## Problem description
Copy out all the lines in the records that include the word "учреждениям".

## Entries shown
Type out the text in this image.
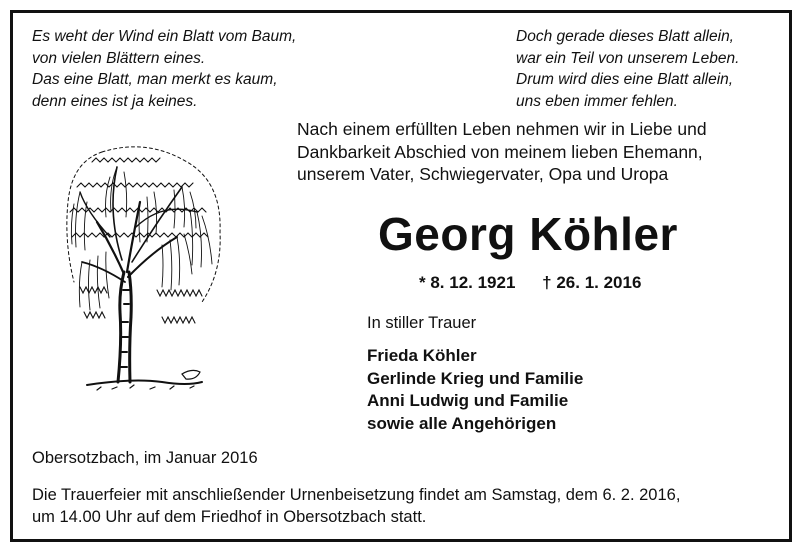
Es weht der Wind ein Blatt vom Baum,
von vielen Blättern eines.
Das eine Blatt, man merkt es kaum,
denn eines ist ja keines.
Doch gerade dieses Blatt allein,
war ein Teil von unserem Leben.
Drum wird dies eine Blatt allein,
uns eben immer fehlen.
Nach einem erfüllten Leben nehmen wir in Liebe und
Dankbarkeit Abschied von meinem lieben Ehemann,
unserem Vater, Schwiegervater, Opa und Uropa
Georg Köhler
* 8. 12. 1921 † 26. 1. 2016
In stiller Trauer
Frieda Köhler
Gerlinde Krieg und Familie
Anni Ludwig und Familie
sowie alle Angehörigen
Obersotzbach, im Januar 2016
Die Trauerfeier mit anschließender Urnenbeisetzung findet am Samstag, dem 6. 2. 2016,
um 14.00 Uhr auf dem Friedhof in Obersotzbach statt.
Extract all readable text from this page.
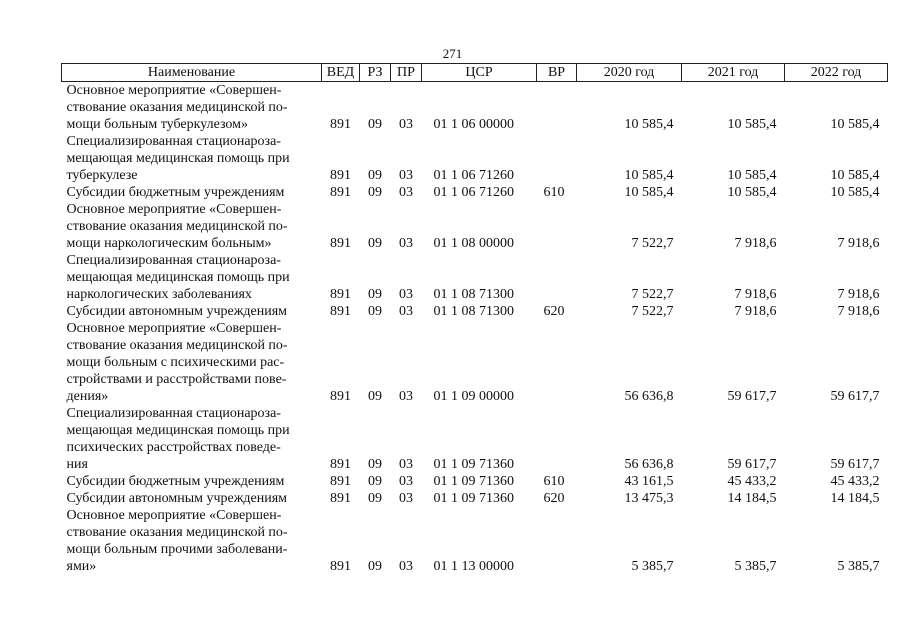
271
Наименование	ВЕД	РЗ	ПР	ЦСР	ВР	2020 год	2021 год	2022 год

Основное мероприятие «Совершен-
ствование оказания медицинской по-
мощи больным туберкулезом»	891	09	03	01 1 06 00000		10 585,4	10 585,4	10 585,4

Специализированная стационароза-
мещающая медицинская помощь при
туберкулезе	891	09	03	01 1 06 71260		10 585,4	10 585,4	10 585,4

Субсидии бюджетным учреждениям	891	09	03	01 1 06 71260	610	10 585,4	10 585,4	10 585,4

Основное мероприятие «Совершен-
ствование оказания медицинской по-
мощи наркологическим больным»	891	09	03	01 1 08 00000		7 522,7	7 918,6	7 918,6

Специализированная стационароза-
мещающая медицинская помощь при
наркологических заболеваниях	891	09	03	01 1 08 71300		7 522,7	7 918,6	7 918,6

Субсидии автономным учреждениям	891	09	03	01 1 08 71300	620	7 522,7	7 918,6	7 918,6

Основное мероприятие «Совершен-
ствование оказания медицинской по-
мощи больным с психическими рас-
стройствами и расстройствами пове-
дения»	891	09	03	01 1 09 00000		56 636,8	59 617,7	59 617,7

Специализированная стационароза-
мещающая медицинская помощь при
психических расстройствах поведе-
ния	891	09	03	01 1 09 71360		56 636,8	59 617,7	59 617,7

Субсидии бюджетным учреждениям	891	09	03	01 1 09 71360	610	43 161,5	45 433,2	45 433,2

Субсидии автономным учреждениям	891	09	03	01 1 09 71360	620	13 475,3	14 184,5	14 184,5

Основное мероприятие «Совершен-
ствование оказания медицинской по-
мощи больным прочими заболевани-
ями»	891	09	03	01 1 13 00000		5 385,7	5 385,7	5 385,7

* * *

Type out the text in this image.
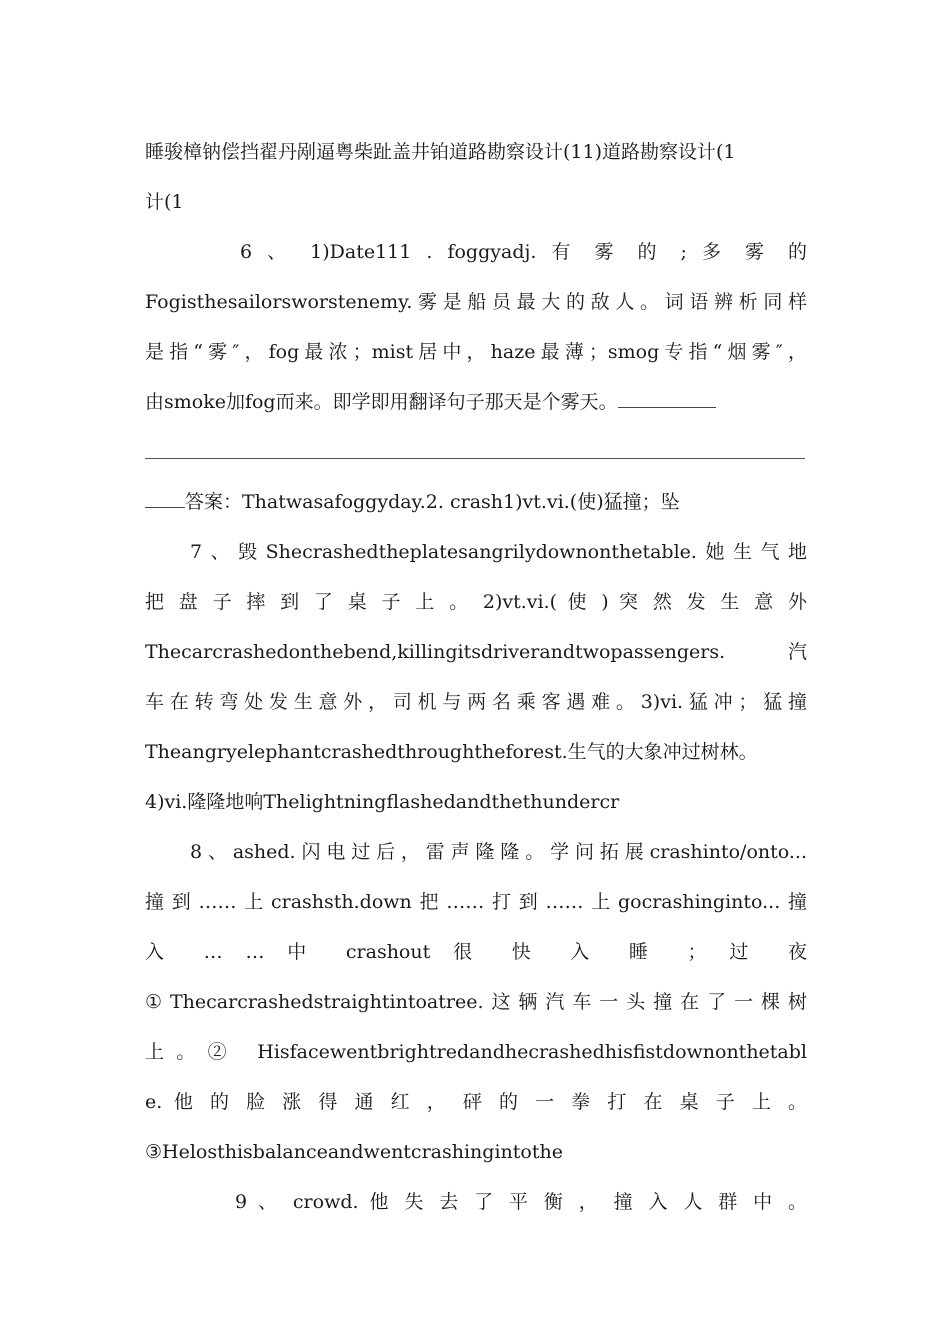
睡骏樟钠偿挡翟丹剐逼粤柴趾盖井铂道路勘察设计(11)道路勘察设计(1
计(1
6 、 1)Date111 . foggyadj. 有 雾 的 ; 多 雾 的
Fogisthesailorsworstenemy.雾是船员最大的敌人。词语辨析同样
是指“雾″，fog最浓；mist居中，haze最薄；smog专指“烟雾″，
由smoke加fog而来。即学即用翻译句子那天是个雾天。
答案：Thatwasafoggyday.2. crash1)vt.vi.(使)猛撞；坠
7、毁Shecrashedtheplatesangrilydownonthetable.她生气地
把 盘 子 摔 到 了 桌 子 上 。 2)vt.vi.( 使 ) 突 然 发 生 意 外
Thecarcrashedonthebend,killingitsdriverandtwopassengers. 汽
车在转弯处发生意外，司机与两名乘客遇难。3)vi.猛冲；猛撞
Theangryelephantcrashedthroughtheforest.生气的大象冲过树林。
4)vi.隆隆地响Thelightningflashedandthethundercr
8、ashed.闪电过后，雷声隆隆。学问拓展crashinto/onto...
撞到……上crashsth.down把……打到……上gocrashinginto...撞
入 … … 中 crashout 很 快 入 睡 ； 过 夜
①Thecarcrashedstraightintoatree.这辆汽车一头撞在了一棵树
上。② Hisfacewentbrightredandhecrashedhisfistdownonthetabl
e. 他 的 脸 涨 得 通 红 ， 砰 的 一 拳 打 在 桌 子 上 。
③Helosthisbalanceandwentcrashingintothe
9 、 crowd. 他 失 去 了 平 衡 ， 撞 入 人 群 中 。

...

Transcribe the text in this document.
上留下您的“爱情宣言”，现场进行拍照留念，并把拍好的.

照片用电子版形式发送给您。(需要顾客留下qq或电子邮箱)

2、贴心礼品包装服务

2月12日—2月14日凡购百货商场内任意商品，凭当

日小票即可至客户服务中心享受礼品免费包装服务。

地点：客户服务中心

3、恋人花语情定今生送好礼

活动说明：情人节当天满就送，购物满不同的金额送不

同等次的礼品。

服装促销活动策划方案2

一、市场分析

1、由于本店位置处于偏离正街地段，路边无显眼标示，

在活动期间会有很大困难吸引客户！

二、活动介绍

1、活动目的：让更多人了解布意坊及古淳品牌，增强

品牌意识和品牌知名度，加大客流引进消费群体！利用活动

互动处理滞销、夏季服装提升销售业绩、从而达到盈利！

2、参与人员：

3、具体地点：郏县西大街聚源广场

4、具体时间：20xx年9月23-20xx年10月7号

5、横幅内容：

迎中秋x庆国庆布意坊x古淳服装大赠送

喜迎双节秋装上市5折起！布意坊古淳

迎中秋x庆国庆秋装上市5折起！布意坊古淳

## Solution to this task
Субсидии бюджетным учреждениям	891	09	03	01 1 06 71260	610	10 585,4	10 585,4	10 585,4
Субсидии автономным учреждениям	891	09	03	01 1 08 71300	620	7 522,7	7 918,6	7 918,6
Субсидии бюджетным учреждениям	891	09	03	01 1 09 71360	610	43 161,5	45 433,2	45 433,2
Субсидии автономным учреждениям	891	09	03	01 1 09 71360	620	13 475,3	14 184,5	14 184,5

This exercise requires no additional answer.